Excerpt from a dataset
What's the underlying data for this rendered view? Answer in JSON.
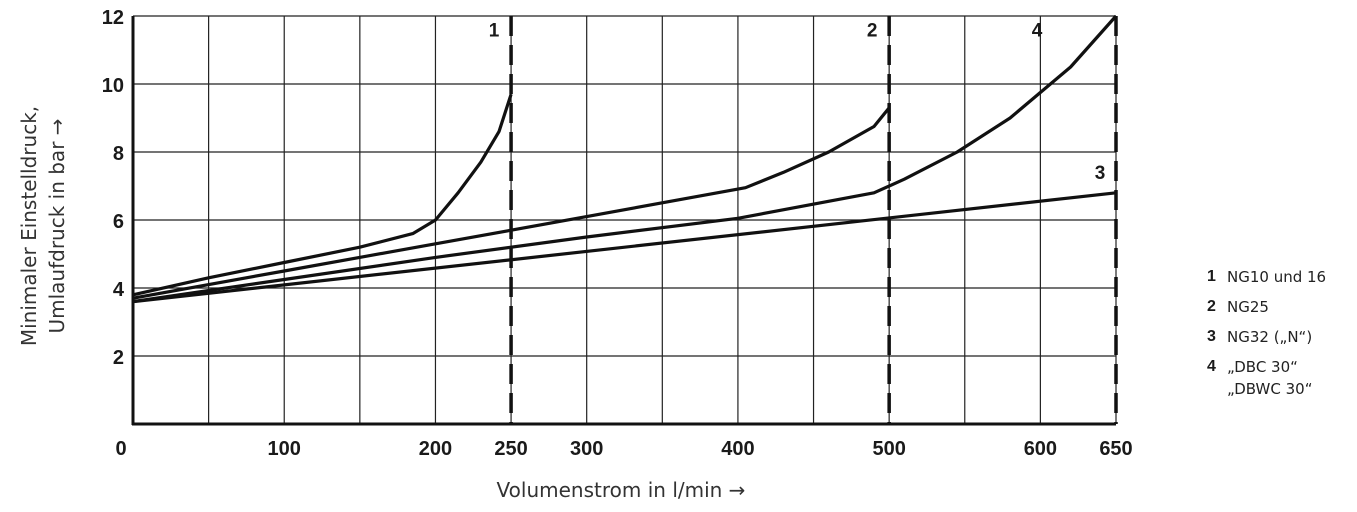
{
  "chart_data": {
    "type": "line",
    "xlabel": "Volumenstrom in l/min →",
    "ylabel_line1": "Minimaler Einstelldruck,",
    "ylabel_line2": "Umlaufdruck in bar →",
    "xlim": [
      0,
      650
    ],
    "ylim": [
      0,
      12
    ],
    "x_ticks": [
      0,
      100,
      200,
      250,
      300,
      400,
      500,
      600,
      650
    ],
    "y_ticks": [
      2,
      4,
      6,
      8,
      10,
      12
    ],
    "x_grid": [
      0,
      50,
      100,
      150,
      200,
      250,
      300,
      350,
      400,
      450,
      500,
      550,
      600,
      650
    ],
    "y_grid": [
      0,
      2,
      4,
      6,
      8,
      10,
      12
    ],
    "grid": true,
    "limit_lines": [
      {
        "x": 250,
        "label": "1"
      },
      {
        "x": 500,
        "label": "2"
      },
      {
        "x": 650,
        "label": "3"
      }
    ],
    "series": [
      {
        "name": "1",
        "label": "1",
        "x": [
          0,
          50,
          100,
          150,
          185,
          200,
          215,
          230,
          242,
          250
        ],
        "y": [
          3.8,
          4.3,
          4.75,
          5.2,
          5.6,
          6.0,
          6.8,
          7.7,
          8.6,
          9.7
        ]
      },
      {
        "name": "2",
        "label": "2",
        "x": [
          0,
          100,
          200,
          300,
          405,
          430,
          460,
          490,
          500
        ],
        "y": [
          3.7,
          4.5,
          5.3,
          6.1,
          6.95,
          7.4,
          8.0,
          8.75,
          9.3
        ]
      },
      {
        "name": "3",
        "label": "3",
        "x": [
          0,
          650
        ],
        "y": [
          3.6,
          6.8
        ]
      },
      {
        "name": "4",
        "label": "4",
        "x": [
          0,
          100,
          200,
          300,
          400,
          490,
          510,
          545,
          580,
          620,
          650
        ],
        "y": [
          3.6,
          4.25,
          4.9,
          5.5,
          6.05,
          6.8,
          7.2,
          8.0,
          9.0,
          10.5,
          12.0
        ]
      }
    ]
  },
  "legend": [
    {
      "num": "1",
      "text": "NG10 und 16"
    },
    {
      "num": "2",
      "text": "NG25"
    },
    {
      "num": "3",
      "text": "NG32 („N“)"
    },
    {
      "num": "4",
      "text": "„DBC 30“\n„DBWC 30“"
    }
  ]
}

Your instructions
List the lines of the material in which the word "text" occurs.

Answer for this exercise
      "text": "NG10 und 16"
      "text": "NG25"
      "text": "NG32 („N“)"
      "text": "„DBC 30“\n„DBWC 30“"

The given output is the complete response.